**THE RECORDS**
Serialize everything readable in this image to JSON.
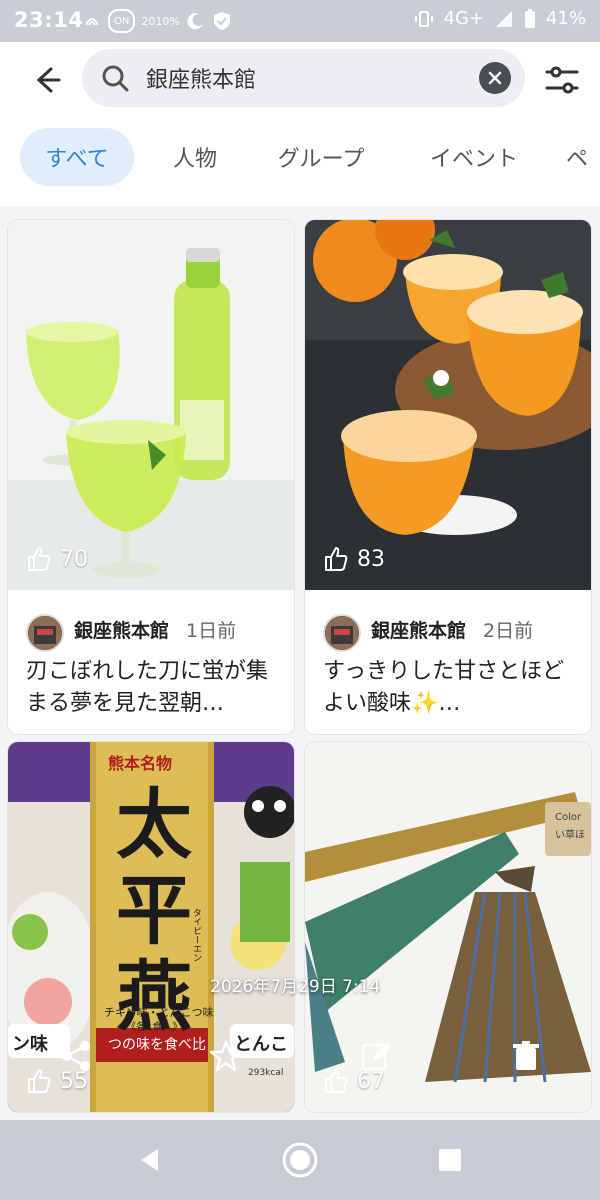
{
  "status_bar": {
    "time": "23:14",
    "network": "4G+",
    "battery": "41%",
    "left_icons": [
      "nfc-icon",
      "data-icon",
      "moon-icon",
      "shield-check-icon"
    ],
    "pill_text": "ON",
    "pill_percent": "2010%"
  },
  "search": {
    "query": "銀座熊本館",
    "placeholder": "検索"
  },
  "tabs": [
    {
      "label": "すべて",
      "active": true
    },
    {
      "label": "人物",
      "active": false
    },
    {
      "label": "グループ",
      "active": false
    },
    {
      "label": "イベント",
      "active": false
    },
    {
      "label": "ペ",
      "active": false
    }
  ],
  "posts": [
    {
      "likes": "70",
      "author": "銀座熊本館",
      "ago": "1日前",
      "excerpt": "刃こぼれした刀に蛍が集まる夢を見た翌朝…",
      "image": "green-soda-drink"
    },
    {
      "likes": "83",
      "author": "銀座熊本館",
      "ago": "2日前",
      "excerpt": "すっきりした甘さとほどよい酸味✨…",
      "image": "orange-jelly-cups"
    },
    {
      "likes": "55",
      "image": "taipien-noodle-package",
      "package_title": "熊本名物",
      "package_name": "太平燕",
      "package_reading": "タイピーエン",
      "package_flavors": "チキン味・とんこつ味",
      "package_count": "《各1食入》",
      "package_side_left": "ン味",
      "package_side_right": "とんこ",
      "package_calorie": "293kcal",
      "package_bottom": "つの味を食べ比"
    },
    {
      "likes": "67",
      "image": "woven-brooms",
      "tag_text": "Color",
      "tag_sub": "い草ほ"
    }
  ],
  "overlay": {
    "timestamp": "2026年7月29日 7:14",
    "actions": [
      "share-icon",
      "star-icon",
      "edit-icon",
      "trash-icon"
    ]
  },
  "nav": {
    "buttons": [
      "back",
      "home",
      "recents"
    ]
  },
  "colors": {
    "accent": "#2f83d6",
    "tab_active_bg": "#e0eefb",
    "system_bar": "#c9ced4"
  }
}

**THE PROBLEM**
Copy the records exactly. Skip the pictures.

**SOLUTION TO THE PROBLEM**
Serialize everything readable in this image to JSON.
{
  "status_bar": {
    "time": "23:14",
    "network": "4G+",
    "battery": "41%",
    "left_icons": [
      "nfc-icon",
      "data-icon",
      "moon-icon",
      "shield-check-icon"
    ],
    "pill_text": "ON",
    "pill_percent": "2010%"
  },
  "search": {
    "query": "銀座熊本館",
    "placeholder": "検索"
  },
  "tabs": [
    {
      "label": "すべて",
      "active": true
    },
    {
      "label": "人物",
      "active": false
    },
    {
      "label": "グループ",
      "active": false
    },
    {
      "label": "イベント",
      "active": false
    },
    {
      "label": "ペ",
      "active": false
    }
  ],
  "posts": [
    {
      "likes": "70",
      "author": "銀座熊本館",
      "ago": "1日前",
      "excerpt": "刃こぼれした刀に蛍が集まる夢を見た翌朝…",
      "image": "green-soda-drink"
    },
    {
      "likes": "83",
      "author": "銀座熊本館",
      "ago": "2日前",
      "excerpt": "すっきりした甘さとほどよい酸味✨…",
      "image": "orange-jelly-cups"
    },
    {
      "likes": "55",
      "image": "taipien-noodle-package",
      "package_title": "熊本名物",
      "package_name": "太平燕",
      "package_reading": "タイピーエン",
      "package_flavors": "チキン味・とんこつ味",
      "package_count": "《各1食入》",
      "package_side_left": "ン味",
      "package_side_right": "とんこ",
      "package_calorie": "293kcal",
      "package_bottom": "つの味を食べ比"
    },
    {
      "likes": "67",
      "image": "woven-brooms",
      "tag_text": "Color",
      "tag_sub": "い草ほ"
    }
  ],
  "overlay": {
    "timestamp": "2026年7月29日 7:14",
    "actions": [
      "share-icon",
      "star-icon",
      "edit-icon",
      "trash-icon"
    ]
  },
  "nav": {
    "buttons": [
      "back",
      "home",
      "recents"
    ]
  },
  "colors": {
    "accent": "#2f83d6",
    "tab_active_bg": "#e0eefb",
    "system_bar": "#c9ced4"
  }
}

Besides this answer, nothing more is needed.